··· MATERIAL FOR THE TASK ···

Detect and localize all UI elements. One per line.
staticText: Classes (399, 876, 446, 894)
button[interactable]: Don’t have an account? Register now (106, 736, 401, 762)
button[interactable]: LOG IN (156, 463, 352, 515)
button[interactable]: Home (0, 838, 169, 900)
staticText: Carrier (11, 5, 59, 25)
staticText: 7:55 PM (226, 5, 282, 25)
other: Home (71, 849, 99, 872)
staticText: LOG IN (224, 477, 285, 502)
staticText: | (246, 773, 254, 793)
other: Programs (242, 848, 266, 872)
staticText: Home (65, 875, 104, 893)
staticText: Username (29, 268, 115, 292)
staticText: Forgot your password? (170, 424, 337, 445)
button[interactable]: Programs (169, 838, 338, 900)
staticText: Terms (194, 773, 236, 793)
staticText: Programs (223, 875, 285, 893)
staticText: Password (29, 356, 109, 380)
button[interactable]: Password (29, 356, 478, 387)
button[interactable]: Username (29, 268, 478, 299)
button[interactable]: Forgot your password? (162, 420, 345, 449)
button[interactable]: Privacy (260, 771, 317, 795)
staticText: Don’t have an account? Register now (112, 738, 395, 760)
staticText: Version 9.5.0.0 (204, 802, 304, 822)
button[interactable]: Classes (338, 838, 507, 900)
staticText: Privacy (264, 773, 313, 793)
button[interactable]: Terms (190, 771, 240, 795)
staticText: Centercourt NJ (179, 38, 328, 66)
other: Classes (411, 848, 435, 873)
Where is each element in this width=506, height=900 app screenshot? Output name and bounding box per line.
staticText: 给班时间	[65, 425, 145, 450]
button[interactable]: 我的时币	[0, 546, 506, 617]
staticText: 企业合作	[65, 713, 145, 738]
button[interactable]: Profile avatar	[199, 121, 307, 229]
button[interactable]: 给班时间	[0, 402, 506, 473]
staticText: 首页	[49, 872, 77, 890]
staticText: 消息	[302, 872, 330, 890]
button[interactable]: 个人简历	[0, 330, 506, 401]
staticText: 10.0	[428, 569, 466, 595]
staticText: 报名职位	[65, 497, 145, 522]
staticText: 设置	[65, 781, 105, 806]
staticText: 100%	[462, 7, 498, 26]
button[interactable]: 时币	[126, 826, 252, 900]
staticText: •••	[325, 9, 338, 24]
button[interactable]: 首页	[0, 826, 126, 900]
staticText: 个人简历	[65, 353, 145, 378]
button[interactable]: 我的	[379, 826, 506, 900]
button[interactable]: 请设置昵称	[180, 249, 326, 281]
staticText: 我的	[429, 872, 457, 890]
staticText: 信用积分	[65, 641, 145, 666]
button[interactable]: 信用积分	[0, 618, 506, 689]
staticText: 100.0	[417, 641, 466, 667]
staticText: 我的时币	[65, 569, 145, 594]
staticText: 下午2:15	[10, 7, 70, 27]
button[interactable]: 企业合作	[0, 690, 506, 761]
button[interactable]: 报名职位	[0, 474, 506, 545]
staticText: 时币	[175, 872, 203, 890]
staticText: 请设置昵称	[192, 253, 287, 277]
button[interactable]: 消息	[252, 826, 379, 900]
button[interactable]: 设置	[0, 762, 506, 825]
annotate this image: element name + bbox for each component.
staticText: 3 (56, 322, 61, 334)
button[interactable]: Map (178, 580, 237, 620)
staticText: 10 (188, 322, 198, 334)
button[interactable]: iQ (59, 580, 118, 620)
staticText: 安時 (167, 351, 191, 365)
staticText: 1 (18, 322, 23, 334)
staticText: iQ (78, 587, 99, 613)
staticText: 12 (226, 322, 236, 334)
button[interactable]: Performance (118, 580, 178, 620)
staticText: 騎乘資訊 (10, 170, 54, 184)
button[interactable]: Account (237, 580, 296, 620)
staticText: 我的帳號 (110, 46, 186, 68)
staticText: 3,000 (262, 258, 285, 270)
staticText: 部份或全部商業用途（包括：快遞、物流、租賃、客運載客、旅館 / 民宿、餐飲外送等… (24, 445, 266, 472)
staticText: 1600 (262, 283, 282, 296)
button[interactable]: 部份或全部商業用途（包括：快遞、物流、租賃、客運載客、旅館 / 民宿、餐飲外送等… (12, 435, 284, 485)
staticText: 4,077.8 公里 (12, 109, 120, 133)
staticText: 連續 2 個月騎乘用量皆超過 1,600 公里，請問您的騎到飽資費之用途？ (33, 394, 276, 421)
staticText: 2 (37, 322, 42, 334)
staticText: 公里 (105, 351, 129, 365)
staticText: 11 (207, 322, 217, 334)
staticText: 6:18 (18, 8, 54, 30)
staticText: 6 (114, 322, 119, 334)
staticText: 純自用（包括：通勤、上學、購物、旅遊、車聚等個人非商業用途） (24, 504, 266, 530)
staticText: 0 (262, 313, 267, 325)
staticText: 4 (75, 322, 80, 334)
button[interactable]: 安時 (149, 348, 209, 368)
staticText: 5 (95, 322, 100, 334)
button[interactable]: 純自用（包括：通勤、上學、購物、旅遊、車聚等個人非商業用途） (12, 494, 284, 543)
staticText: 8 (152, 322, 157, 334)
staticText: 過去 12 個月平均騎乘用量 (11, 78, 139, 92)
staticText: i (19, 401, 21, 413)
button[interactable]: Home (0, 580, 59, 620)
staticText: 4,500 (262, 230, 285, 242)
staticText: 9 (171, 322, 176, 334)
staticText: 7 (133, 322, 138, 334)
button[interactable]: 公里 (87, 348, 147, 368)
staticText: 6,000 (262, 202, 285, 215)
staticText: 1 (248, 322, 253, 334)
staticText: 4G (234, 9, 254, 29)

···

WRITTEN EXERCISE :: Return all of the data above, reproducing every line verbatim.

EXERCISE ANSWER ::
Detect and localize all UI elements. One per line.
staticText: Classes (399, 876, 446, 894)
button[interactable]: Don’t have an account? Register now (106, 736, 401, 762)
button[interactable]: LOG IN (156, 463, 352, 515)
button[interactable]: Home (0, 838, 169, 900)
staticText: Carrier (11, 5, 59, 25)
staticText: 7:55 PM (226, 5, 282, 25)
other: Home (71, 849, 99, 872)
staticText: LOG IN (224, 477, 285, 502)
staticText: | (246, 773, 254, 793)
other: Programs (242, 848, 266, 872)
staticText: Home (65, 875, 104, 893)
staticText: Username (29, 268, 115, 292)
staticText: Forgot your password? (170, 424, 337, 445)
button[interactable]: Programs (169, 838, 338, 900)
staticText: Terms (194, 773, 236, 793)
staticText: Programs (223, 875, 285, 893)
staticText: Password (29, 356, 109, 380)
button[interactable]: Password (29, 356, 478, 387)
button[interactable]: Username (29, 268, 478, 299)
button[interactable]: Forgot your password? (162, 420, 345, 449)
button[interactable]: Privacy (260, 771, 317, 795)
staticText: Don’t have an account? Register now (112, 738, 395, 760)
staticText: Version 9.5.0.0 (204, 802, 304, 822)
button[interactable]: Classes (338, 838, 507, 900)
staticText: Privacy (264, 773, 313, 793)
button[interactable]: Terms (190, 771, 240, 795)
staticText: Centercourt NJ (179, 38, 328, 66)
other: Classes (411, 848, 435, 873)
Where is each element in this width=506, height=900 app screenshot? Output name and bounding box per line.
staticText: 给班时间	[65, 425, 145, 450]
button[interactable]: 我的时币	[0, 546, 506, 617]
staticText: 企业合作	[65, 713, 145, 738]
button[interactable]: Profile avatar	[199, 121, 307, 229]
button[interactable]: 给班时间	[0, 402, 506, 473]
staticText: 首页	[49, 872, 77, 890]
staticText: 消息	[302, 872, 330, 890]
button[interactable]: 个人简历	[0, 330, 506, 401]
staticText: 10.0	[428, 569, 466, 595]
staticText: 报名职位	[65, 497, 145, 522]
staticText: 设置	[65, 781, 105, 806]
staticText: 100%	[462, 7, 498, 26]
button[interactable]: 时币	[126, 826, 252, 900]
staticText: •••	[325, 9, 338, 24]
button[interactable]: 首页	[0, 826, 126, 900]
staticText: 个人简历	[65, 353, 145, 378]
button[interactable]: 我的	[379, 826, 506, 900]
button[interactable]: 请设置昵称	[180, 249, 326, 281]
staticText: 我的	[429, 872, 457, 890]
staticText: 信用积分	[65, 641, 145, 666]
button[interactable]: 信用积分	[0, 618, 506, 689]
staticText: 100.0	[417, 641, 466, 667]
staticText: 我的时币	[65, 569, 145, 594]
staticText: 下午2:15	[10, 7, 70, 27]
button[interactable]: 企业合作	[0, 690, 506, 761]
button[interactable]: 报名职位	[0, 474, 506, 545]
staticText: 时币	[175, 872, 203, 890]
staticText: 请设置昵称	[192, 253, 287, 277]
button[interactable]: 消息	[252, 826, 379, 900]
button[interactable]: 设置	[0, 762, 506, 825]
annotate this image: element name + bbox for each component.
staticText: 3 (56, 322, 61, 334)
button[interactable]: Map (178, 580, 237, 620)
staticText: 10 (188, 322, 198, 334)
button[interactable]: iQ (59, 580, 118, 620)
staticText: 安時 (167, 351, 191, 365)
staticText: 1 (18, 322, 23, 334)
staticText: iQ (78, 587, 99, 613)
staticText: 12 (226, 322, 236, 334)
button[interactable]: Performance (118, 580, 178, 620)
staticText: 騎乘資訊 (10, 170, 54, 184)
button[interactable]: Account (237, 580, 296, 620)
staticText: 我的帳號 (110, 46, 186, 68)
staticText: 3,000 (262, 258, 285, 270)
staticText: 部份或全部商業用途（包括：快遞、物流、租賃、客運載客、旅館 / 民宿、餐飲外送等… (24, 445, 266, 472)
staticText: 1600 (262, 283, 282, 296)
button[interactable]: 部份或全部商業用途（包括：快遞、物流、租賃、客運載客、旅館 / 民宿、餐飲外送等… (12, 435, 284, 485)
staticText: 4,077.8 公里 (12, 109, 120, 133)
staticText: 連續 2 個月騎乘用量皆超過 1,600 公里，請問您的騎到飽資費之用途？ (33, 394, 276, 421)
staticText: 2 (37, 322, 42, 334)
staticText: 公里 (105, 351, 129, 365)
staticText: 11 (207, 322, 217, 334)
staticText: 6:18 (18, 8, 54, 30)
staticText: 6 (114, 322, 119, 334)
staticText: 純自用（包括：通勤、上學、購物、旅遊、車聚等個人非商業用途） (24, 504, 266, 530)
staticText: 0 (262, 313, 267, 325)
staticText: 4 (75, 322, 80, 334)
button[interactable]: 安時 (149, 348, 209, 368)
staticText: 5 (95, 322, 100, 334)
button[interactable]: 純自用（包括：通勤、上學、購物、旅遊、車聚等個人非商業用途） (12, 494, 284, 543)
staticText: 8 (152, 322, 157, 334)
staticText: 過去 12 個月平均騎乘用量 (11, 78, 139, 92)
staticText: i (19, 401, 21, 413)
button[interactable]: Home (0, 580, 59, 620)
staticText: 4,500 (262, 230, 285, 242)
staticText: 9 (171, 322, 176, 334)
staticText: 7 (133, 322, 138, 334)
button[interactable]: 公里 (87, 348, 147, 368)
staticText: 6,000 (262, 202, 285, 215)
staticText: 1 (248, 322, 253, 334)
staticText: 4G (234, 9, 254, 29)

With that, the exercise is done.